> _Records for this task_
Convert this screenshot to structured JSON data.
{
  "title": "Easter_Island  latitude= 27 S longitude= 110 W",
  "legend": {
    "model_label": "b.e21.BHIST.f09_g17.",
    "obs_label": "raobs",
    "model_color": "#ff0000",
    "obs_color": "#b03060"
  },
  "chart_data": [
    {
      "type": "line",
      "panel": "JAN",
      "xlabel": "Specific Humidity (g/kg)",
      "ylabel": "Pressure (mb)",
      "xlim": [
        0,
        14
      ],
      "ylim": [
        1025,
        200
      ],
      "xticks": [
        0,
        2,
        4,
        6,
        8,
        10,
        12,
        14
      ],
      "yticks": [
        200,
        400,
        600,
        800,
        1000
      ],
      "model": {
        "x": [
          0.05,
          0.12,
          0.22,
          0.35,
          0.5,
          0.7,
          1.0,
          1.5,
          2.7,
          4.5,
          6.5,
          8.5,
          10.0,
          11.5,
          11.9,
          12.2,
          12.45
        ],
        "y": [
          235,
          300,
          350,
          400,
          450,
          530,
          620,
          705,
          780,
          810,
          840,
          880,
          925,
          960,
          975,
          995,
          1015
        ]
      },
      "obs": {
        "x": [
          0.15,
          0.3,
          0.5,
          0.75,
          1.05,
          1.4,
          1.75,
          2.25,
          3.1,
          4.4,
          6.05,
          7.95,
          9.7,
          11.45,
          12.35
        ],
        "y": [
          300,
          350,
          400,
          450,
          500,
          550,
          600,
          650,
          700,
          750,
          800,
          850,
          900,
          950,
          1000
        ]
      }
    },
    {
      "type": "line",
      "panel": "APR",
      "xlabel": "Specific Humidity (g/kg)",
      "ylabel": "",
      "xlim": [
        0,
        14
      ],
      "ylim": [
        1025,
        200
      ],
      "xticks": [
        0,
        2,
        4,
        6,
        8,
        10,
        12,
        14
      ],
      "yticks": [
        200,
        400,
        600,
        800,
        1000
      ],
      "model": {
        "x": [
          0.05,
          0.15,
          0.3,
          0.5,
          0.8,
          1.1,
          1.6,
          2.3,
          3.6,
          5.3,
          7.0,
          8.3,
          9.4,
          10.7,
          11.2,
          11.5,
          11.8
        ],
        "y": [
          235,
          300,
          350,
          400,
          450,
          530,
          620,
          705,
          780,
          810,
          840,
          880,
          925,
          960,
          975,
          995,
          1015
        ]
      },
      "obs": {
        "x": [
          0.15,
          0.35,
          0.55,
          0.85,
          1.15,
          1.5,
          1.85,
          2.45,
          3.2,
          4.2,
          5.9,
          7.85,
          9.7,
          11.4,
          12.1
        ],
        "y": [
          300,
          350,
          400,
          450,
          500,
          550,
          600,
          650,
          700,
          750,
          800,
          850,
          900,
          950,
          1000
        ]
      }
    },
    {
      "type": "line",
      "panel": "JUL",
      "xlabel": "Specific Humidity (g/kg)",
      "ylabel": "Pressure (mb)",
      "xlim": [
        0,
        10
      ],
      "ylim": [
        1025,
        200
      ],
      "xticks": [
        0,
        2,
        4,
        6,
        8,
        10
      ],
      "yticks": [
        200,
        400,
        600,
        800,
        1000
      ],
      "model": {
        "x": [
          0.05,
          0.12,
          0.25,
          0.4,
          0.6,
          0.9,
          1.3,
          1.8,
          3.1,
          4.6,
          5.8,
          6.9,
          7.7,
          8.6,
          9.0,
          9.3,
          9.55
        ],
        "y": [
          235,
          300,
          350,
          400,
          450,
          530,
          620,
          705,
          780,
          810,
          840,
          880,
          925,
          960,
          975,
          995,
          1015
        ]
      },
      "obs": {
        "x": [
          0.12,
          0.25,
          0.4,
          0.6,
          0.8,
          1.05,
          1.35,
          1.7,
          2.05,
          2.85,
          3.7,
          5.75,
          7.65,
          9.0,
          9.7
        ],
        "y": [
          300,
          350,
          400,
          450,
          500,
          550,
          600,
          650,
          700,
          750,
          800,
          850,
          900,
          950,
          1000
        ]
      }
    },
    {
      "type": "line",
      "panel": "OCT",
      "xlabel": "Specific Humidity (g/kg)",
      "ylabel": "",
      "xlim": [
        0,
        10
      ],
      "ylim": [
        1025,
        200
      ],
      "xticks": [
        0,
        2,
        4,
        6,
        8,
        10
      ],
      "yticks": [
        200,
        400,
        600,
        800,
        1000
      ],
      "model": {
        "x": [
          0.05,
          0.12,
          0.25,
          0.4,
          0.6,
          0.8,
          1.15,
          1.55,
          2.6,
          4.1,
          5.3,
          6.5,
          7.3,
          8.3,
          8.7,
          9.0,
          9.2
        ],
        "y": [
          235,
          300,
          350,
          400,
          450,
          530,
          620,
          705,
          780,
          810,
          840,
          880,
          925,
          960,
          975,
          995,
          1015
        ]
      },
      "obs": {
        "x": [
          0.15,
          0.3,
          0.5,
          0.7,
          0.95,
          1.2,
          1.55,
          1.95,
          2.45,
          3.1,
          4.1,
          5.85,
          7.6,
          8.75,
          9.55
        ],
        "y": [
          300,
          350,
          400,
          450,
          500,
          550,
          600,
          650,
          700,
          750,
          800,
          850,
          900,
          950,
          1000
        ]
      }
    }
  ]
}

> _What you are asked to do_
Write the complete data out, exactly as above.

> _Correct answer_
Convert this screenshot to structured JSON data.
{
  "title": "Easter_Island  latitude= 27 S longitude= 110 W",
  "legend": {
    "model_label": "b.e21.BHIST.f09_g17.",
    "obs_label": "raobs",
    "model_color": "#ff0000",
    "obs_color": "#b03060"
  },
  "chart_data": [
    {
      "type": "line",
      "panel": "JAN",
      "xlabel": "Specific Humidity (g/kg)",
      "ylabel": "Pressure (mb)",
      "xlim": [
        0,
        14
      ],
      "ylim": [
        1025,
        200
      ],
      "xticks": [
        0,
        2,
        4,
        6,
        8,
        10,
        12,
        14
      ],
      "yticks": [
        200,
        400,
        600,
        800,
        1000
      ],
      "model": {
        "x": [
          0.05,
          0.12,
          0.22,
          0.35,
          0.5,
          0.7,
          1.0,
          1.5,
          2.7,
          4.5,
          6.5,
          8.5,
          10.0,
          11.5,
          11.9,
          12.2,
          12.45
        ],
        "y": [
          235,
          300,
          350,
          400,
          450,
          530,
          620,
          705,
          780,
          810,
          840,
          880,
          925,
          960,
          975,
          995,
          1015
        ]
      },
      "obs": {
        "x": [
          0.15,
          0.3,
          0.5,
          0.75,
          1.05,
          1.4,
          1.75,
          2.25,
          3.1,
          4.4,
          6.05,
          7.95,
          9.7,
          11.45,
          12.35
        ],
        "y": [
          300,
          350,
          400,
          450,
          500,
          550,
          600,
          650,
          700,
          750,
          800,
          850,
          900,
          950,
          1000
        ]
      }
    },
    {
      "type": "line",
      "panel": "APR",
      "xlabel": "Specific Humidity (g/kg)",
      "ylabel": "",
      "xlim": [
        0,
        14
      ],
      "ylim": [
        1025,
        200
      ],
      "xticks": [
        0,
        2,
        4,
        6,
        8,
        10,
        12,
        14
      ],
      "yticks": [
        200,
        400,
        600,
        800,
        1000
      ],
      "model": {
        "x": [
          0.05,
          0.15,
          0.3,
          0.5,
          0.8,
          1.1,
          1.6,
          2.3,
          3.6,
          5.3,
          7.0,
          8.3,
          9.4,
          10.7,
          11.2,
          11.5,
          11.8
        ],
        "y": [
          235,
          300,
          350,
          400,
          450,
          530,
          620,
          705,
          780,
          810,
          840,
          880,
          925,
          960,
          975,
          995,
          1015
        ]
      },
      "obs": {
        "x": [
          0.15,
          0.35,
          0.55,
          0.85,
          1.15,
          1.5,
          1.85,
          2.45,
          3.2,
          4.2,
          5.9,
          7.85,
          9.7,
          11.4,
          12.1
        ],
        "y": [
          300,
          350,
          400,
          450,
          500,
          550,
          600,
          650,
          700,
          750,
          800,
          850,
          900,
          950,
          1000
        ]
      }
    },
    {
      "type": "line",
      "panel": "JUL",
      "xlabel": "Specific Humidity (g/kg)",
      "ylabel": "Pressure (mb)",
      "xlim": [
        0,
        10
      ],
      "ylim": [
        1025,
        200
      ],
      "xticks": [
        0,
        2,
        4,
        6,
        8,
        10
      ],
      "yticks": [
        200,
        400,
        600,
        800,
        1000
      ],
      "model": {
        "x": [
          0.05,
          0.12,
          0.25,
          0.4,
          0.6,
          0.9,
          1.3,
          1.8,
          3.1,
          4.6,
          5.8,
          6.9,
          7.7,
          8.6,
          9.0,
          9.3,
          9.55
        ],
        "y": [
          235,
          300,
          350,
          400,
          450,
          530,
          620,
          705,
          780,
          810,
          840,
          880,
          925,
          960,
          975,
          995,
          1015
        ]
      },
      "obs": {
        "x": [
          0.12,
          0.25,
          0.4,
          0.6,
          0.8,
          1.05,
          1.35,
          1.7,
          2.05,
          2.85,
          3.7,
          5.75,
          7.65,
          9.0,
          9.7
        ],
        "y": [
          300,
          350,
          400,
          450,
          500,
          550,
          600,
          650,
          700,
          750,
          800,
          850,
          900,
          950,
          1000
        ]
      }
    },
    {
      "type": "line",
      "panel": "OCT",
      "xlabel": "Specific Humidity (g/kg)",
      "ylabel": "",
      "xlim": [
        0,
        10
      ],
      "ylim": [
        1025,
        200
      ],
      "xticks": [
        0,
        2,
        4,
        6,
        8,
        10
      ],
      "yticks": [
        200,
        400,
        600,
        800,
        1000
      ],
      "model": {
        "x": [
          0.05,
          0.12,
          0.25,
          0.4,
          0.6,
          0.8,
          1.15,
          1.55,
          2.6,
          4.1,
          5.3,
          6.5,
          7.3,
          8.3,
          8.7,
          9.0,
          9.2
        ],
        "y": [
          235,
          300,
          350,
          400,
          450,
          530,
          620,
          705,
          780,
          810,
          840,
          880,
          925,
          960,
          975,
          995,
          1015
        ]
      },
      "obs": {
        "x": [
          0.15,
          0.3,
          0.5,
          0.7,
          0.95,
          1.2,
          1.55,
          1.95,
          2.45,
          3.1,
          4.1,
          5.85,
          7.6,
          8.75,
          9.55
        ],
        "y": [
          300,
          350,
          400,
          450,
          500,
          550,
          600,
          650,
          700,
          750,
          800,
          850,
          900,
          950,
          1000
        ]
      }
    }
  ]
}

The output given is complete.